Retype the records below exactly as they appear.

━━━ RECORDS FOR THIS EXERCISE ━━━

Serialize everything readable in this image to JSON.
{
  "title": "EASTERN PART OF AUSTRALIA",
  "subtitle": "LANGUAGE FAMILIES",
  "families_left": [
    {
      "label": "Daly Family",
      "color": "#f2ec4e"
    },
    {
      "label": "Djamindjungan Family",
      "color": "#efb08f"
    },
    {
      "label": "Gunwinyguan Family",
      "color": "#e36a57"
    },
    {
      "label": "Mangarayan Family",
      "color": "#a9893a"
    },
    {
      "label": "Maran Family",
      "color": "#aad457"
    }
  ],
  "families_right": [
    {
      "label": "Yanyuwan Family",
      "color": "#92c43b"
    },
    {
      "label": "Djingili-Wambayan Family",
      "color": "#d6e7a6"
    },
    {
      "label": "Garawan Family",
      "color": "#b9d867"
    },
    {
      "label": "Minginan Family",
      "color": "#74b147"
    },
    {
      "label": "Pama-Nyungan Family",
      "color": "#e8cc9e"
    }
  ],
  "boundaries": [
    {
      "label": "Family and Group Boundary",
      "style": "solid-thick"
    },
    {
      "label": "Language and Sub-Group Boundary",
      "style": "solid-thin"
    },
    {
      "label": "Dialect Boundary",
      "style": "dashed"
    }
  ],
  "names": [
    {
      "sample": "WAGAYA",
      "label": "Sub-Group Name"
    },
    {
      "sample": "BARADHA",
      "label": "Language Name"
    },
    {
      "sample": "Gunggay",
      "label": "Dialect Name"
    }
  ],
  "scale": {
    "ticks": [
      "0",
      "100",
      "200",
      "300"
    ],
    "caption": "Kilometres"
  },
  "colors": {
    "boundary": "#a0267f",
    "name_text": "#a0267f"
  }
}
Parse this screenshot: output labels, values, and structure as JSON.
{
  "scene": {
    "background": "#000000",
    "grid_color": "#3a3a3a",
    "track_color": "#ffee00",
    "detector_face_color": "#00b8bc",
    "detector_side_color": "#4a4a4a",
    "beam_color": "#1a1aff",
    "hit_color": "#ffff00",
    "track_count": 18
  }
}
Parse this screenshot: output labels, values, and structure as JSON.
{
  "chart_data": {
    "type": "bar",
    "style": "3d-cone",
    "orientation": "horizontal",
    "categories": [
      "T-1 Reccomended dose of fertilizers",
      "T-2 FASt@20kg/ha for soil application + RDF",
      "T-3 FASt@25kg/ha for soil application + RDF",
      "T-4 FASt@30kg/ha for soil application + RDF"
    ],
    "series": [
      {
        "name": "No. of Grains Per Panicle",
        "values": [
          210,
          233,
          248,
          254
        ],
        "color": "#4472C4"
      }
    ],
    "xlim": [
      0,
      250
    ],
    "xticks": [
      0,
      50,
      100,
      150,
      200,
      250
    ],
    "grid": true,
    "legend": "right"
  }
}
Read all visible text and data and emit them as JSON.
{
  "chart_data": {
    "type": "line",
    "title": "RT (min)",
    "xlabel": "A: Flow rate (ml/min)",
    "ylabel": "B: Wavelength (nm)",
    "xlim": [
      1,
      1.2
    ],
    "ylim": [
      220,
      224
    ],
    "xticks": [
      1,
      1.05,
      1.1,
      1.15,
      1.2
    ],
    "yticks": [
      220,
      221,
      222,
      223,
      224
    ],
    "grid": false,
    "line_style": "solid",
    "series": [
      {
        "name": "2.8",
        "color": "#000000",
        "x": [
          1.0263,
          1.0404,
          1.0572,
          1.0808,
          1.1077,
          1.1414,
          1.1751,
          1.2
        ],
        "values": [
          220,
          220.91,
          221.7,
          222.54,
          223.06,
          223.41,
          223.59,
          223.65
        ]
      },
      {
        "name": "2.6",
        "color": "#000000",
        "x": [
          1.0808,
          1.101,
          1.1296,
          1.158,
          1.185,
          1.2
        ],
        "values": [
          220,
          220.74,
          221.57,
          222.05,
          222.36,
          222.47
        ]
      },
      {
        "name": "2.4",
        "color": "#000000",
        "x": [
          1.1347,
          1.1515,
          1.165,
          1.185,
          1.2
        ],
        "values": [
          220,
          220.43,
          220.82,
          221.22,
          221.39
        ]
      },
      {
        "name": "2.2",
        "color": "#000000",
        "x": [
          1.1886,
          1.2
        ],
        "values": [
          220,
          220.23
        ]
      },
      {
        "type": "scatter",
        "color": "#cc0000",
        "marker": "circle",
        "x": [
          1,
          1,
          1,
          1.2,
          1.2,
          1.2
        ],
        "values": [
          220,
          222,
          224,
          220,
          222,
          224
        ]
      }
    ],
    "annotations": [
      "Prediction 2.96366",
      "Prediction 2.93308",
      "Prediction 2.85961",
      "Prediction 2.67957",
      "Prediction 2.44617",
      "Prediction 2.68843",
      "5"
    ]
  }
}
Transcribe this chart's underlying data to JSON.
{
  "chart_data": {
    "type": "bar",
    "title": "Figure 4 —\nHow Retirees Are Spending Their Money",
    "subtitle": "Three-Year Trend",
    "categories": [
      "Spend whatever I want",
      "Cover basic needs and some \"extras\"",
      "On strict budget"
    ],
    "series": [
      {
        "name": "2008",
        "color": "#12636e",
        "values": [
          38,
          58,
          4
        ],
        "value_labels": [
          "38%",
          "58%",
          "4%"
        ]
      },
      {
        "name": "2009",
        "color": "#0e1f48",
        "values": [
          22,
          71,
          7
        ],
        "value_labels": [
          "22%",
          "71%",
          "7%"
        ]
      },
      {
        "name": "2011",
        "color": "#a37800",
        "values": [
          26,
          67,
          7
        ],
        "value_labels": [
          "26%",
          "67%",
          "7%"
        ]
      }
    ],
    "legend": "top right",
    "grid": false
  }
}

━━━

→ **IN RESPONSE**:
Serialize everything readable in this image to JSON.
{
  "title": "EASTERN PART OF AUSTRALIA",
  "subtitle": "LANGUAGE FAMILIES",
  "families_left": [
    {
      "label": "Daly Family",
      "color": "#f2ec4e"
    },
    {
      "label": "Djamindjungan Family",
      "color": "#efb08f"
    },
    {
      "label": "Gunwinyguan Family",
      "color": "#e36a57"
    },
    {
      "label": "Mangarayan Family",
      "color": "#a9893a"
    },
    {
      "label": "Maran Family",
      "color": "#aad457"
    }
  ],
  "families_right": [
    {
      "label": "Yanyuwan Family",
      "color": "#92c43b"
    },
    {
      "label": "Djingili-Wambayan Family",
      "color": "#d6e7a6"
    },
    {
      "label": "Garawan Family",
      "color": "#b9d867"
    },
    {
      "label": "Minginan Family",
      "color": "#74b147"
    },
    {
      "label": "Pama-Nyungan Family",
      "color": "#e8cc9e"
    }
  ],
  "boundaries": [
    {
      "label": "Family and Group Boundary",
      "style": "solid-thick"
    },
    {
      "label": "Language and Sub-Group Boundary",
      "style": "solid-thin"
    },
    {
      "label": "Dialect Boundary",
      "style": "dashed"
    }
  ],
  "names": [
    {
      "sample": "WAGAYA",
      "label": "Sub-Group Name"
    },
    {
      "sample": "BARADHA",
      "label": "Language Name"
    },
    {
      "sample": "Gunggay",
      "label": "Dialect Name"
    }
  ],
  "scale": {
    "ticks": [
      "0",
      "100",
      "200",
      "300"
    ],
    "caption": "Kilometres"
  },
  "colors": {
    "boundary": "#a0267f",
    "name_text": "#a0267f"
  }
}
Parse this screenshot: output labels, values, and structure as JSON.
{
  "scene": {
    "background": "#000000",
    "grid_color": "#3a3a3a",
    "track_color": "#ffee00",
    "detector_face_color": "#00b8bc",
    "detector_side_color": "#4a4a4a",
    "beam_color": "#1a1aff",
    "hit_color": "#ffff00",
    "track_count": 18
  }
}
Parse this screenshot: output labels, values, and structure as JSON.
{
  "chart_data": {
    "type": "bar",
    "style": "3d-cone",
    "orientation": "horizontal",
    "categories": [
      "T-1 Reccomended dose of fertilizers",
      "T-2 FASt@20kg/ha for soil application + RDF",
      "T-3 FASt@25kg/ha for soil application + RDF",
      "T-4 FASt@30kg/ha for soil application + RDF"
    ],
    "series": [
      {
        "name": "No. of Grains Per Panicle",
        "values": [
          210,
          233,
          248,
          254
        ],
        "color": "#4472C4"
      }
    ],
    "xlim": [
      0,
      250
    ],
    "xticks": [
      0,
      50,
      100,
      150,
      200,
      250
    ],
    "grid": true,
    "legend": "right"
  }
}
Read all visible text and data and emit them as JSON.
{
  "chart_data": {
    "type": "line",
    "title": "RT (min)",
    "xlabel": "A: Flow rate (ml/min)",
    "ylabel": "B: Wavelength (nm)",
    "xlim": [
      1,
      1.2
    ],
    "ylim": [
      220,
      224
    ],
    "xticks": [
      1,
      1.05,
      1.1,
      1.15,
      1.2
    ],
    "yticks": [
      220,
      221,
      222,
      223,
      224
    ],
    "grid": false,
    "line_style": "solid",
    "series": [
      {
        "name": "2.8",
        "color": "#000000",
        "x": [
          1.0263,
          1.0404,
          1.0572,
          1.0808,
          1.1077,
          1.1414,
          1.1751,
          1.2
        ],
        "values": [
          220,
          220.91,
          221.7,
          222.54,
          223.06,
          223.41,
          223.59,
          223.65
        ]
      },
      {
        "name": "2.6",
        "color": "#000000",
        "x": [
          1.0808,
          1.101,
          1.1296,
          1.158,
          1.185,
          1.2
        ],
        "values": [
          220,
          220.74,
          221.57,
          222.05,
          222.36,
          222.47
        ]
      },
      {
        "name": "2.4",
        "color": "#000000",
        "x": [
          1.1347,
          1.1515,
          1.165,
          1.185,
          1.2
        ],
        "values": [
          220,
          220.43,
          220.82,
          221.22,
          221.39
        ]
      },
      {
        "name": "2.2",
        "color": "#000000",
        "x": [
          1.1886,
          1.2
        ],
        "values": [
          220,
          220.23
        ]
      },
      {
        "type": "scatter",
        "color": "#cc0000",
        "marker": "circle",
        "x": [
          1,
          1,
          1,
          1.2,
          1.2,
          1.2
        ],
        "values": [
          220,
          222,
          224,
          220,
          222,
          224
        ]
      }
    ],
    "annotations": [
      "Prediction 2.96366",
      "Prediction 2.93308",
      "Prediction 2.85961",
      "Prediction 2.67957",
      "Prediction 2.44617",
      "Prediction 2.68843",
      "5"
    ]
  }
}
Transcribe this chart's underlying data to JSON.
{
  "chart_data": {
    "type": "bar",
    "title": "Figure 4 —\nHow Retirees Are Spending Their Money",
    "subtitle": "Three-Year Trend",
    "categories": [
      "Spend whatever I want",
      "Cover basic needs and some \"extras\"",
      "On strict budget"
    ],
    "series": [
      {
        "name": "2008",
        "color": "#12636e",
        "values": [
          38,
          58,
          4
        ],
        "value_labels": [
          "38%",
          "58%",
          "4%"
        ]
      },
      {
        "name": "2009",
        "color": "#0e1f48",
        "values": [
          22,
          71,
          7
        ],
        "value_labels": [
          "22%",
          "71%",
          "7%"
        ]
      },
      {
        "name": "2011",
        "color": "#a37800",
        "values": [
          26,
          67,
          7
        ],
        "value_labels": [
          "26%",
          "67%",
          "7%"
        ]
      }
    ],
    "legend": "top right",
    "grid": false
  }
}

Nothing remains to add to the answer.